## BEGIN
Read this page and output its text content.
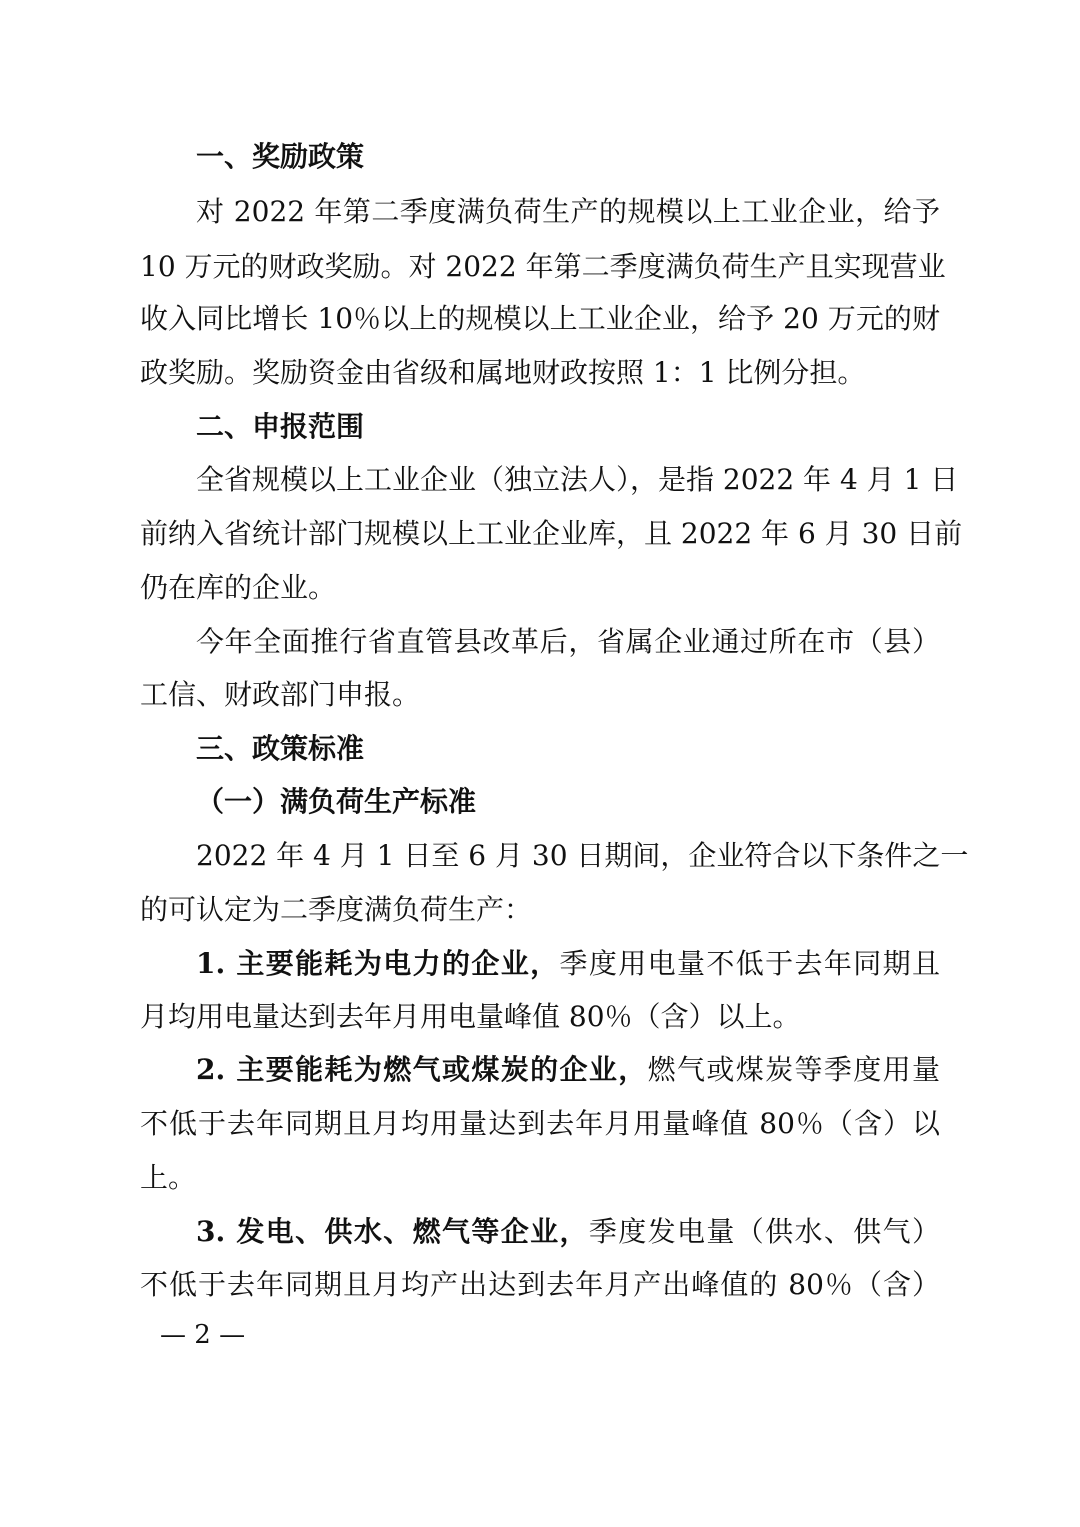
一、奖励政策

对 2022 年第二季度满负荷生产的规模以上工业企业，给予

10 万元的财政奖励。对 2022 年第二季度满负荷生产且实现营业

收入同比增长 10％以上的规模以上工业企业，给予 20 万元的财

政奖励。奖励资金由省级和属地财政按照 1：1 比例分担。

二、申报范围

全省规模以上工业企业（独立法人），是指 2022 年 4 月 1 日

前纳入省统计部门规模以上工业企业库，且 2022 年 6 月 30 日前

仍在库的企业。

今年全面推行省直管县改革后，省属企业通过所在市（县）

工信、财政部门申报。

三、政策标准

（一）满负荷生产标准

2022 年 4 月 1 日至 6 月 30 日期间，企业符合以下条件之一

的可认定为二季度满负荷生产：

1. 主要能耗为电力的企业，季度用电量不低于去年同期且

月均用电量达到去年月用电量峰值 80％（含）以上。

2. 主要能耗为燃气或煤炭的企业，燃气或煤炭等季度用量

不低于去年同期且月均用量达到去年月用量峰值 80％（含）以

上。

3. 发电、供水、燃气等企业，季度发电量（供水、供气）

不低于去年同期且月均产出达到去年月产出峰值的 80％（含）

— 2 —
## END
Written request: Transcribe the records above exactly as they appear, leaving out any pictures.

Result for this task:
Read this page and output its text content.
一、奖励政策

对 2022 年第二季度满负荷生产的规模以上工业企业，给予

10 万元的财政奖励。对 2022 年第二季度满负荷生产且实现营业

收入同比增长 10％以上的规模以上工业企业，给予 20 万元的财

政奖励。奖励资金由省级和属地财政按照 1：1 比例分担。

二、申报范围

全省规模以上工业企业（独立法人），是指 2022 年 4 月 1 日

前纳入省统计部门规模以上工业企业库，且 2022 年 6 月 30 日前

仍在库的企业。

今年全面推行省直管县改革后，省属企业通过所在市（县）

工信、财政部门申报。

三、政策标准

（一）满负荷生产标准

2022 年 4 月 1 日至 6 月 30 日期间，企业符合以下条件之一

的可认定为二季度满负荷生产：

1. 主要能耗为电力的企业，季度用电量不低于去年同期且

月均用电量达到去年月用电量峰值 80％（含）以上。

2. 主要能耗为燃气或煤炭的企业，燃气或煤炭等季度用量

不低于去年同期且月均用量达到去年月用量峰值 80％（含）以

上。

3. 发电、供水、燃气等企业，季度发电量（供水、供气）

不低于去年同期且月均产出达到去年月产出峰值的 80％（含）

— 2 —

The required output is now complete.